__Problem description__.
Transcribe the material word for word, but without the images.

>>>

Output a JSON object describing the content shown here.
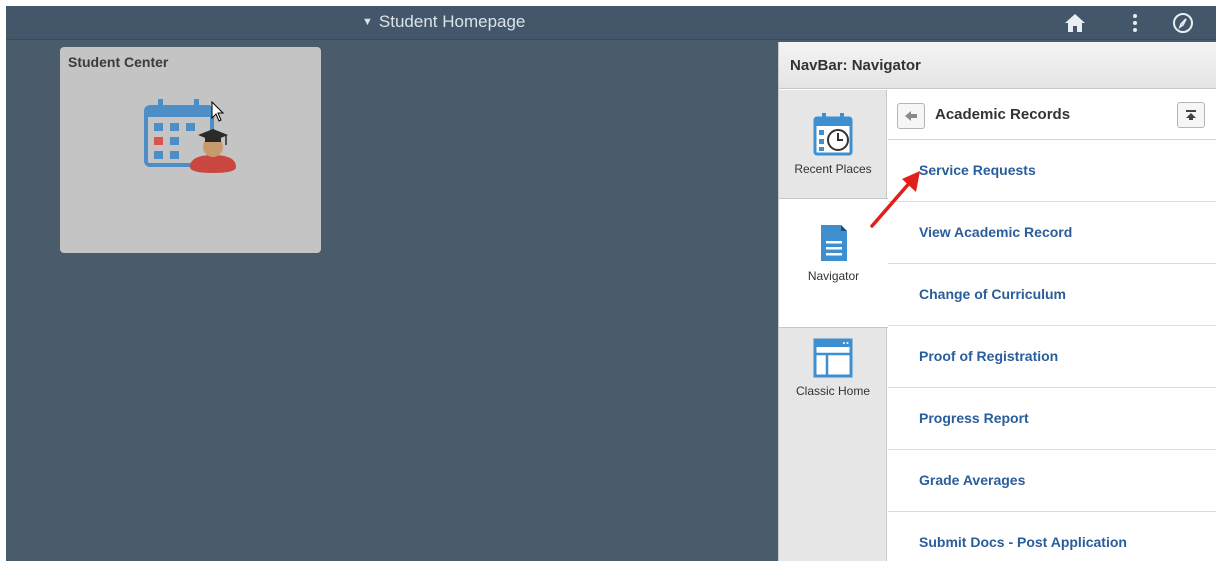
{
  "topbar": {
    "page_title": "Student Homepage",
    "icons": {
      "home": "home-icon",
      "more": "vertical-dots-icon",
      "navbar": "compass-icon"
    }
  },
  "tile": {
    "title": "Student Center",
    "icon": "calendar-graduate-icon"
  },
  "navbar": {
    "title": "NavBar: Navigator",
    "tabs": [
      {
        "label": "Recent Places",
        "icon": "calendar-clock-icon"
      },
      {
        "label": "Navigator",
        "icon": "document-icon"
      },
      {
        "label": "Classic Home",
        "icon": "browser-window-icon"
      }
    ],
    "list": {
      "title": "Academic Records",
      "items": [
        "Service Requests",
        "View Academic Record",
        "Change of Curriculum",
        "Proof of Registration",
        "Progress Report",
        "Grade Averages",
        "Submit Docs - Post Application"
      ]
    }
  },
  "colors": {
    "background": "#4a5b6b",
    "topbar": "#44576a",
    "link": "#2a5d9b",
    "annotation_arrow": "#e0201b"
  }
}
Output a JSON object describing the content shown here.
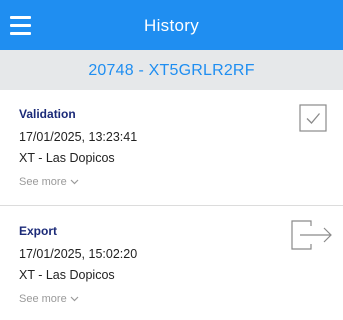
{
  "header": {
    "title": "History",
    "menu_icon": "hamburger-menu-icon",
    "color": "#1f8ef1"
  },
  "subheader": {
    "title": "20748 - XT5GRLR2RF",
    "background": "#e6e8ea"
  },
  "entries": [
    {
      "type": "Validation",
      "datetime": "17/01/2025, 13:23:41",
      "location": "XT - Las Dopicos",
      "see_more": "See more",
      "icon": "checkbox-checked-icon"
    },
    {
      "type": "Export",
      "datetime": "17/01/2025, 15:02:20",
      "location": "XT - Las Dopicos",
      "see_more": "See more",
      "icon": "export-icon"
    }
  ]
}
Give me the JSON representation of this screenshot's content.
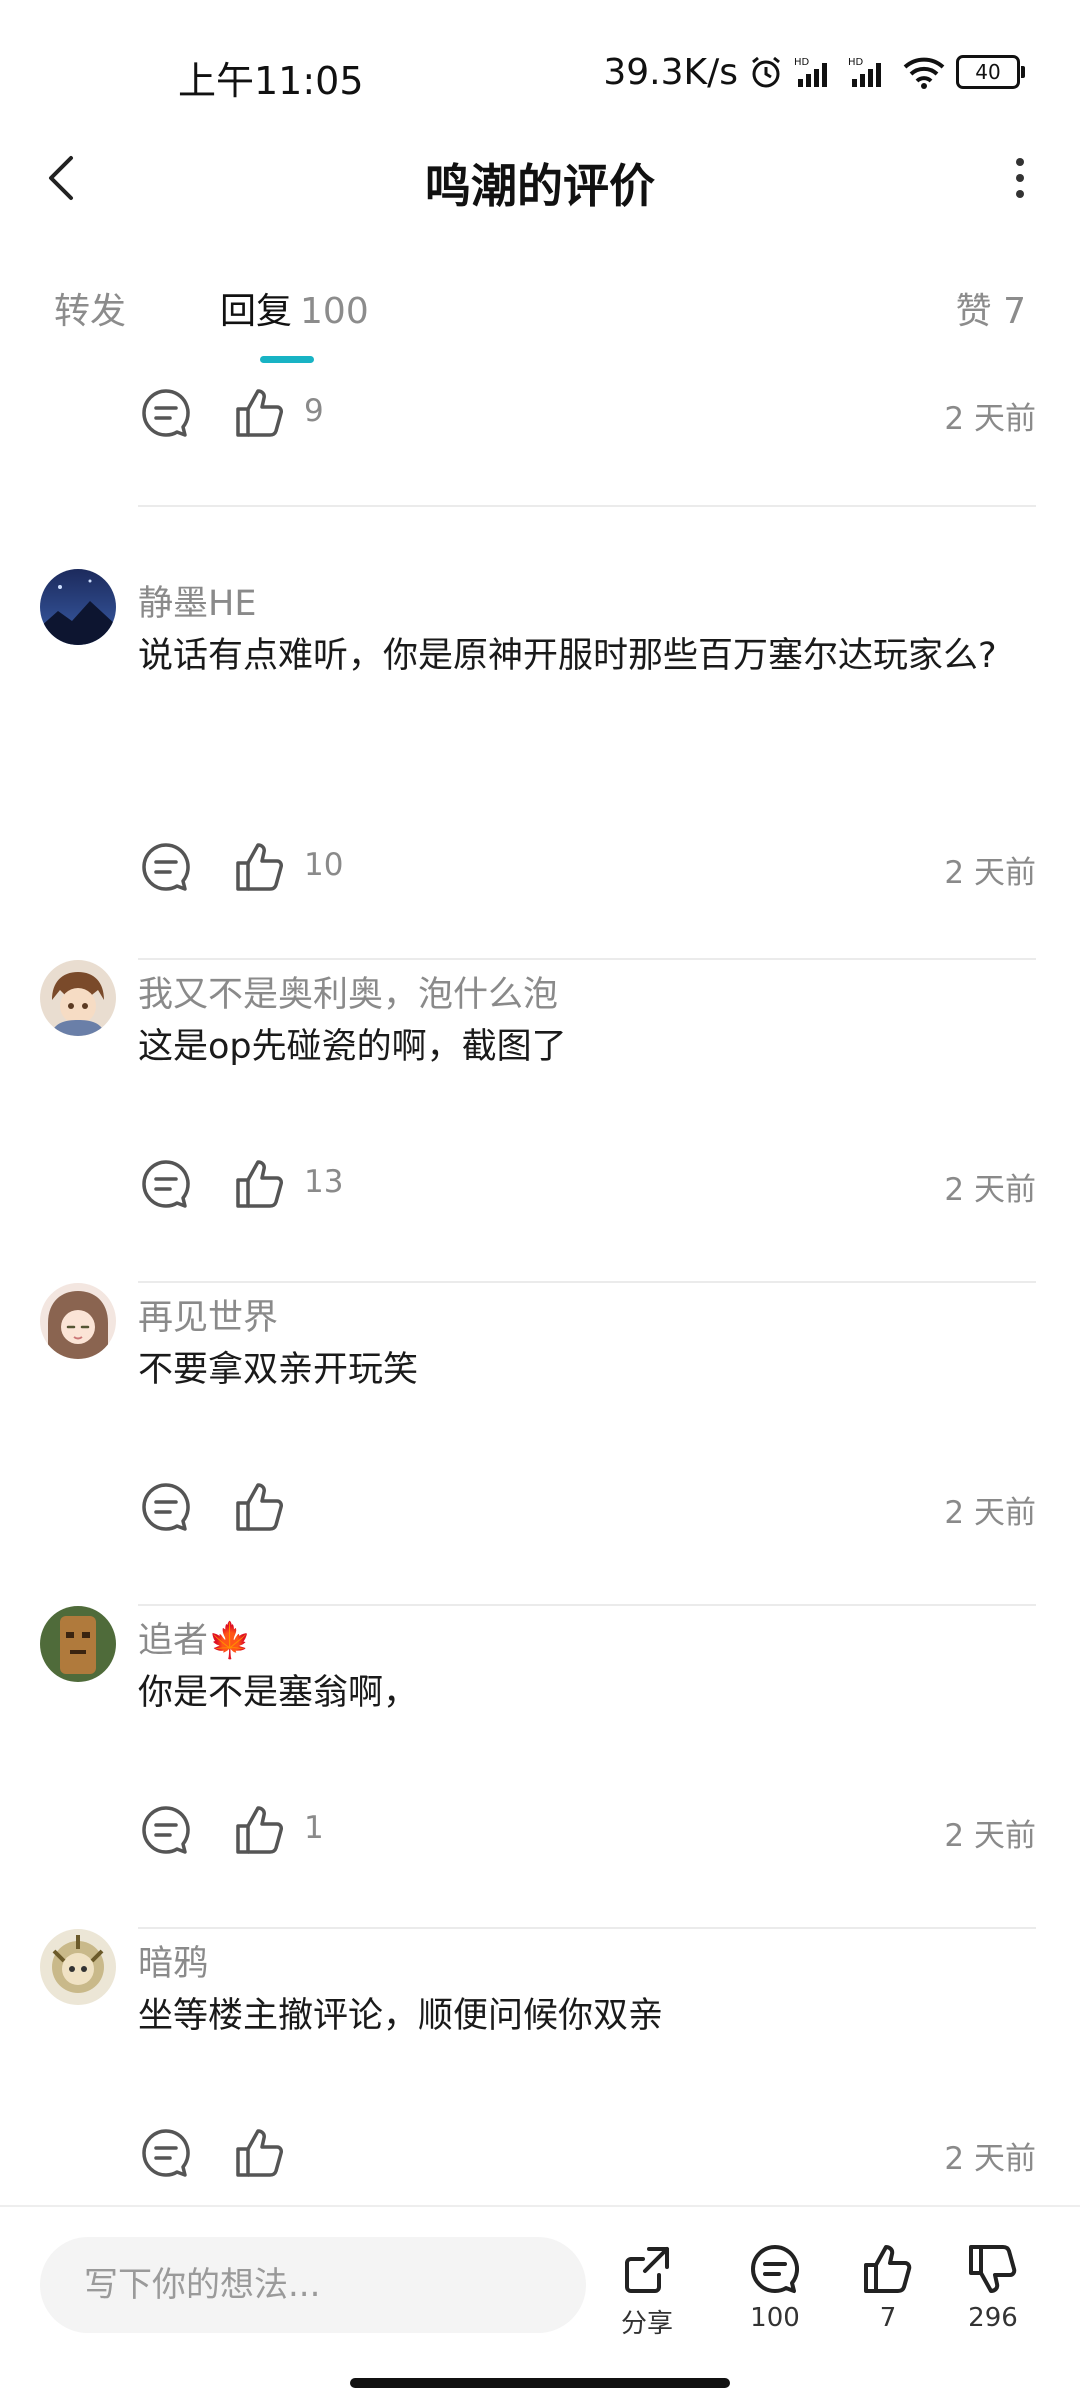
{
  "status_bar": {
    "time": "上午11:05",
    "network_speed": "39.3K/s",
    "battery": "40"
  },
  "header": {
    "title": "鸣潮的评价"
  },
  "tabs": [
    {
      "label": "转发"
    },
    {
      "label": "回复",
      "count": "100"
    },
    {
      "label": "赞",
      "count": "7"
    }
  ],
  "comments": [
    {
      "username": "",
      "content": "",
      "likes": "9",
      "time": "2 天前"
    },
    {
      "username": "静墨HE",
      "content": "说话有点难听，你是原神开服时那些百万塞尔达玩家么?",
      "likes": "10",
      "time": "2 天前"
    },
    {
      "username": "我又不是奥利奥，泡什么泡",
      "content": "这是op先碰瓷的啊，截图了",
      "likes": "13",
      "time": "2 天前"
    },
    {
      "username": "再见世界",
      "content": "不要拿双亲开玩笑",
      "likes": "",
      "time": "2 天前"
    },
    {
      "username": "追者🍁",
      "content": "你是不是塞翁啊，",
      "likes": "1",
      "time": "2 天前"
    },
    {
      "username": "暗鸦",
      "content": "坐等楼主撤评论，顺便问候你双亲",
      "likes": "",
      "time": "2 天前"
    }
  ],
  "bottom_bar": {
    "input_placeholder": "写下你的想法...",
    "share_label": "分享",
    "reply_count": "100",
    "like_count": "7",
    "dislike_count": "296"
  },
  "icons": [
    "back-icon",
    "more-icon",
    "reply-icon",
    "thumb-up-icon",
    "share-icon",
    "thumb-down-icon",
    "alarm-icon",
    "signal-icon",
    "wifi-icon",
    "battery-icon"
  ],
  "colors": {
    "accent": "#18b3c4",
    "text": "#1a1a1a",
    "muted": "#8a8a8a"
  }
}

<<<

__Exercise answer__.
Output a JSON object describing the content shown here.
{
  "topbar": {
    "page_title": "Student Homepage",
    "icons": {
      "home": "home-icon",
      "more": "vertical-dots-icon",
      "navbar": "compass-icon"
    }
  },
  "tile": {
    "title": "Student Center",
    "icon": "calendar-graduate-icon"
  },
  "navbar": {
    "title": "NavBar: Navigator",
    "tabs": [
      {
        "label": "Recent Places",
        "icon": "calendar-clock-icon"
      },
      {
        "label": "Navigator",
        "icon": "document-icon"
      },
      {
        "label": "Classic Home",
        "icon": "browser-window-icon"
      }
    ],
    "list": {
      "title": "Academic Records",
      "items": [
        "Service Requests",
        "View Academic Record",
        "Change of Curriculum",
        "Proof of Registration",
        "Progress Report",
        "Grade Averages",
        "Submit Docs - Post Application"
      ]
    }
  },
  "colors": {
    "background": "#4a5b6b",
    "topbar": "#44576a",
    "link": "#2a5d9b",
    "annotation_arrow": "#e0201b"
  }
}
Output a JSON object describing the content shown here.
{
  "header": {
    "title": "History",
    "menu_icon": "hamburger-menu-icon",
    "color": "#1f8ef1"
  },
  "subheader": {
    "title": "20748 - XT5GRLR2RF",
    "background": "#e6e8ea"
  },
  "entries": [
    {
      "type": "Validation",
      "datetime": "17/01/2025, 13:23:41",
      "location": "XT - Las Dopicos",
      "see_more": "See more",
      "icon": "checkbox-checked-icon"
    },
    {
      "type": "Export",
      "datetime": "17/01/2025, 15:02:20",
      "location": "XT - Las Dopicos",
      "see_more": "See more",
      "icon": "export-icon"
    }
  ]
}
Give me the JSON representation of this screenshot's content.
{
  "status_bar": {
    "time": "上午11:05",
    "network_speed": "39.3K/s",
    "battery": "40"
  },
  "header": {
    "title": "鸣潮的评价"
  },
  "tabs": [
    {
      "label": "转发"
    },
    {
      "label": "回复",
      "count": "100"
    },
    {
      "label": "赞",
      "count": "7"
    }
  ],
  "comments": [
    {
      "username": "",
      "content": "",
      "likes": "9",
      "time": "2 天前"
    },
    {
      "username": "静墨HE",
      "content": "说话有点难听，你是原神开服时那些百万塞尔达玩家么?",
      "likes": "10",
      "time": "2 天前"
    },
    {
      "username": "我又不是奥利奥，泡什么泡",
      "content": "这是op先碰瓷的啊，截图了",
      "likes": "13",
      "time": "2 天前"
    },
    {
      "username": "再见世界",
      "content": "不要拿双亲开玩笑",
      "likes": "",
      "time": "2 天前"
    },
    {
      "username": "追者🍁",
      "content": "你是不是塞翁啊，",
      "likes": "1",
      "time": "2 天前"
    },
    {
      "username": "暗鸦",
      "content": "坐等楼主撤评论，顺便问候你双亲",
      "likes": "",
      "time": "2 天前"
    }
  ],
  "bottom_bar": {
    "input_placeholder": "写下你的想法...",
    "share_label": "分享",
    "reply_count": "100",
    "like_count": "7",
    "dislike_count": "296"
  },
  "icons": [
    "back-icon",
    "more-icon",
    "reply-icon",
    "thumb-up-icon",
    "share-icon",
    "thumb-down-icon",
    "alarm-icon",
    "signal-icon",
    "wifi-icon",
    "battery-icon"
  ],
  "colors": {
    "accent": "#18b3c4",
    "text": "#1a1a1a",
    "muted": "#8a8a8a"
  }
}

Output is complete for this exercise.